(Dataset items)
------------------------------------------------------------------------

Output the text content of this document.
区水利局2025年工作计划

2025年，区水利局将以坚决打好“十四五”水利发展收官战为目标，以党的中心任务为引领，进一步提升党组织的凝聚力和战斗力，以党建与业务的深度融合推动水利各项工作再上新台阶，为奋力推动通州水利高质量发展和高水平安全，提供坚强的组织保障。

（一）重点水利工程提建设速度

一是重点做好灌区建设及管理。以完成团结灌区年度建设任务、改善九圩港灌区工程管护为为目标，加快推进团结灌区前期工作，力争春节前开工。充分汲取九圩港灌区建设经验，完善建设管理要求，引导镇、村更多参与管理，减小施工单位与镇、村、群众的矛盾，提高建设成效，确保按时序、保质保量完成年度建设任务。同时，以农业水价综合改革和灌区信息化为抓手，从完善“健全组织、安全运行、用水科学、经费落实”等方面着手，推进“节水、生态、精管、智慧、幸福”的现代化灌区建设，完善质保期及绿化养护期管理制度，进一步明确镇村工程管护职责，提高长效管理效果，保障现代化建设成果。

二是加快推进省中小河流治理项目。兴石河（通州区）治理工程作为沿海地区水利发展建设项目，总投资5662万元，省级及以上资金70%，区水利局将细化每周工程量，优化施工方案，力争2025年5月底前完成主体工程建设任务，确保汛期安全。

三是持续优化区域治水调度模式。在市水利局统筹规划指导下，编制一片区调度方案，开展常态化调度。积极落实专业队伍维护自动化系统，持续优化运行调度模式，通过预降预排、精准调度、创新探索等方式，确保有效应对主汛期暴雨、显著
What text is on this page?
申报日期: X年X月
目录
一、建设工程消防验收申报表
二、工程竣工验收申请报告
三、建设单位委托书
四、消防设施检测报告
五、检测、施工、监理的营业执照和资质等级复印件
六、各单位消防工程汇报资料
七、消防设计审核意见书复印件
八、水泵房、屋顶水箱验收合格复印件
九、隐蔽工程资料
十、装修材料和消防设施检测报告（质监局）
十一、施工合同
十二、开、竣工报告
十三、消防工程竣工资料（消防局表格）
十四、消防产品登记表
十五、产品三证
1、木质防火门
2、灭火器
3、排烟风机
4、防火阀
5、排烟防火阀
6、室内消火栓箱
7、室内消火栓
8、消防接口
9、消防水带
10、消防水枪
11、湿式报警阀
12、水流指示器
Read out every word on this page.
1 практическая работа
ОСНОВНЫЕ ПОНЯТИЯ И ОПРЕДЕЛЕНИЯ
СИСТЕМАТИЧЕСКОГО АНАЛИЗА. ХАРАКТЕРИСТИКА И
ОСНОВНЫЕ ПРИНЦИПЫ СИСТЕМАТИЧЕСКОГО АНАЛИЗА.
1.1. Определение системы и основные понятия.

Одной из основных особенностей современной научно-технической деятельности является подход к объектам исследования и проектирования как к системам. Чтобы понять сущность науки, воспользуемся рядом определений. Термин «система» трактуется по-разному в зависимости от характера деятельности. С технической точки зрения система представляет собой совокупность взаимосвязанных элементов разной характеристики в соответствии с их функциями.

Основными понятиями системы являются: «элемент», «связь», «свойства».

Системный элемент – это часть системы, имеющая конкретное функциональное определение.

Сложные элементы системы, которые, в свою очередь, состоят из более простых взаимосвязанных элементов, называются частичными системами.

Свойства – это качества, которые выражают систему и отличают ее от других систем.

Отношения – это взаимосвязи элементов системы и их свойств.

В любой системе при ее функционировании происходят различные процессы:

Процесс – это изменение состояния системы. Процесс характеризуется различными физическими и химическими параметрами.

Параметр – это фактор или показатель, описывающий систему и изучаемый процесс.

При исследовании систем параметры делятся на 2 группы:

------------------------------------------------------------------------

Requirements ->
All of the data must be returned exactly.

Task output ->
Output the text content of this document.
区水利局2025年工作计划

2025年，区水利局将以坚决打好“十四五”水利发展收官战为目标，以党的中心任务为引领，进一步提升党组织的凝聚力和战斗力，以党建与业务的深度融合推动水利各项工作再上新台阶，为奋力推动通州水利高质量发展和高水平安全，提供坚强的组织保障。

（一）重点水利工程提建设速度

一是重点做好灌区建设及管理。以完成团结灌区年度建设任务、改善九圩港灌区工程管护为为目标，加快推进团结灌区前期工作，力争春节前开工。充分汲取九圩港灌区建设经验，完善建设管理要求，引导镇、村更多参与管理，减小施工单位与镇、村、群众的矛盾，提高建设成效，确保按时序、保质保量完成年度建设任务。同时，以农业水价综合改革和灌区信息化为抓手，从完善“健全组织、安全运行、用水科学、经费落实”等方面着手，推进“节水、生态、精管、智慧、幸福”的现代化灌区建设，完善质保期及绿化养护期管理制度，进一步明确镇村工程管护职责，提高长效管理效果，保障现代化建设成果。

二是加快推进省中小河流治理项目。兴石河（通州区）治理工程作为沿海地区水利发展建设项目，总投资5662万元，省级及以上资金70%，区水利局将细化每周工程量，优化施工方案，力争2025年5月底前完成主体工程建设任务，确保汛期安全。

三是持续优化区域治水调度模式。在市水利局统筹规划指导下，编制一片区调度方案，开展常态化调度。积极落实专业队伍维护自动化系统，持续优化运行调度模式，通过预降预排、精准调度、创新探索等方式，确保有效应对主汛期暴雨、显著
What text is on this page?
申报日期: X年X月
目录
一、建设工程消防验收申报表
二、工程竣工验收申请报告
三、建设单位委托书
四、消防设施检测报告
五、检测、施工、监理的营业执照和资质等级复印件
六、各单位消防工程汇报资料
七、消防设计审核意见书复印件
八、水泵房、屋顶水箱验收合格复印件
九、隐蔽工程资料
十、装修材料和消防设施检测报告（质监局）
十一、施工合同
十二、开、竣工报告
十三、消防工程竣工资料（消防局表格）
十四、消防产品登记表
十五、产品三证
1、木质防火门
2、灭火器
3、排烟风机
4、防火阀
5、排烟防火阀
6、室内消火栓箱
7、室内消火栓
8、消防接口
9、消防水带
10、消防水枪
11、湿式报警阀
12、水流指示器
Read out every word on this page.
1 практическая работа
ОСНОВНЫЕ ПОНЯТИЯ И ОПРЕДЕЛЕНИЯ
СИСТЕМАТИЧЕСКОГО АНАЛИЗА. ХАРАКТЕРИСТИКА И
ОСНОВНЫЕ ПРИНЦИПЫ СИСТЕМАТИЧЕСКОГО АНАЛИЗА.
1.1. Определение системы и основные понятия.

Одной из основных особенностей современной научно-технической деятельности является подход к объектам исследования и проектирования как к системам. Чтобы понять сущность науки, воспользуемся рядом определений. Термин «система» трактуется по-разному в зависимости от характера деятельности. С технической точки зрения система представляет собой совокупность взаимосвязанных элементов разной характеристики в соответствии с их функциями.

Основными понятиями системы являются: «элемент», «связь», «свойства».

Системный элемент – это часть системы, имеющая конкретное функциональное определение.

Сложные элементы системы, которые, в свою очередь, состоят из более простых взаимосвязанных элементов, называются частичными системами.

Свойства – это качества, которые выражают систему и отличают ее от других систем.

Отношения – это взаимосвязи элементов системы и их свойств.

В любой системе при ее функционировании происходят различные процессы:

Процесс – это изменение состояния системы. Процесс характеризуется различными физическими и химическими параметрами.

Параметр – это фактор или показатель, описывающий систему и изучаемый процесс.

При исследовании систем параметры делятся на 2 группы:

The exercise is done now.